■ **EXERCISE BRIEF**
Output all lines exactly.

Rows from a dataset
════
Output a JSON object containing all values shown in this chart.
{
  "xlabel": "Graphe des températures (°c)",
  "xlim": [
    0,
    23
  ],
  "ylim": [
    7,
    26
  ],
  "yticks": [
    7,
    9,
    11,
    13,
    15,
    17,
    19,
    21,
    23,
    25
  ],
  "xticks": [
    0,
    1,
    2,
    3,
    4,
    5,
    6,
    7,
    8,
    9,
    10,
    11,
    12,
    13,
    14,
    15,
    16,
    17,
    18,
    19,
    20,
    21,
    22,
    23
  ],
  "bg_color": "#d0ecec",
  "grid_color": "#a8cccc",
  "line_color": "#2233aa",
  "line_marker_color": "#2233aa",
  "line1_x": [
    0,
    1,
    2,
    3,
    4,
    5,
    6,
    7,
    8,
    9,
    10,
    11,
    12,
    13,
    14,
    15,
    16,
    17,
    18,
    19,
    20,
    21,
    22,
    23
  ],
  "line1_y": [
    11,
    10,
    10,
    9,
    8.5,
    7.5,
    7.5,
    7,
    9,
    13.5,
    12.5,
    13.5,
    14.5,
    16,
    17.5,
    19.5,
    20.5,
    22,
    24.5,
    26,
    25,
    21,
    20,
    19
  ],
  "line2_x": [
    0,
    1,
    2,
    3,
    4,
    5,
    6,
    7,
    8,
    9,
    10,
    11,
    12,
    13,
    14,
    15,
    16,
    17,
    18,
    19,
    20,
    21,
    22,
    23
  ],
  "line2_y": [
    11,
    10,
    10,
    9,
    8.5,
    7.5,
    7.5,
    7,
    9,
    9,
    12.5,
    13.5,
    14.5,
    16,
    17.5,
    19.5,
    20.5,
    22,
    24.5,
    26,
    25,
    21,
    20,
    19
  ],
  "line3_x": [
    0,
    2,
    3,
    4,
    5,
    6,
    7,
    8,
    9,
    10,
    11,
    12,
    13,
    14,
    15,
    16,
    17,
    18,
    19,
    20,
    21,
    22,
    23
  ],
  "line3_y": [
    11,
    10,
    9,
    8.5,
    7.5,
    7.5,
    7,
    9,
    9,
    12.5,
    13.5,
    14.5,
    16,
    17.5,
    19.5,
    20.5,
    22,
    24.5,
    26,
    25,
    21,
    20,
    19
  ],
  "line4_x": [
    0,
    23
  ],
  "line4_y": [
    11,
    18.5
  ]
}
════
■ **SOLUTION FOR THIS PROBLEM**
Output a JSON object containing all values shown in this chart.
{
  "xlabel": "Graphe des températures (°c)",
  "xlim": [
    0,
    23
  ],
  "ylim": [
    7,
    26
  ],
  "yticks": [
    7,
    9,
    11,
    13,
    15,
    17,
    19,
    21,
    23,
    25
  ],
  "xticks": [
    0,
    1,
    2,
    3,
    4,
    5,
    6,
    7,
    8,
    9,
    10,
    11,
    12,
    13,
    14,
    15,
    16,
    17,
    18,
    19,
    20,
    21,
    22,
    23
  ],
  "bg_color": "#d0ecec",
  "grid_color": "#a8cccc",
  "line_color": "#2233aa",
  "line_marker_color": "#2233aa",
  "line1_x": [
    0,
    1,
    2,
    3,
    4,
    5,
    6,
    7,
    8,
    9,
    10,
    11,
    12,
    13,
    14,
    15,
    16,
    17,
    18,
    19,
    20,
    21,
    22,
    23
  ],
  "line1_y": [
    11,
    10,
    10,
    9,
    8.5,
    7.5,
    7.5,
    7,
    9,
    13.5,
    12.5,
    13.5,
    14.5,
    16,
    17.5,
    19.5,
    20.5,
    22,
    24.5,
    26,
    25,
    21,
    20,
    19
  ],
  "line2_x": [
    0,
    1,
    2,
    3,
    4,
    5,
    6,
    7,
    8,
    9,
    10,
    11,
    12,
    13,
    14,
    15,
    16,
    17,
    18,
    19,
    20,
    21,
    22,
    23
  ],
  "line2_y": [
    11,
    10,
    10,
    9,
    8.5,
    7.5,
    7.5,
    7,
    9,
    9,
    12.5,
    13.5,
    14.5,
    16,
    17.5,
    19.5,
    20.5,
    22,
    24.5,
    26,
    25,
    21,
    20,
    19
  ],
  "line3_x": [
    0,
    2,
    3,
    4,
    5,
    6,
    7,
    8,
    9,
    10,
    11,
    12,
    13,
    14,
    15,
    16,
    17,
    18,
    19,
    20,
    21,
    22,
    23
  ],
  "line3_y": [
    11,
    10,
    9,
    8.5,
    7.5,
    7.5,
    7,
    9,
    9,
    12.5,
    13.5,
    14.5,
    16,
    17.5,
    19.5,
    20.5,
    22,
    24.5,
    26,
    25,
    21,
    20,
    19
  ],
  "line4_x": [
    0,
    23
  ],
  "line4_y": [
    11,
    18.5
  ]
}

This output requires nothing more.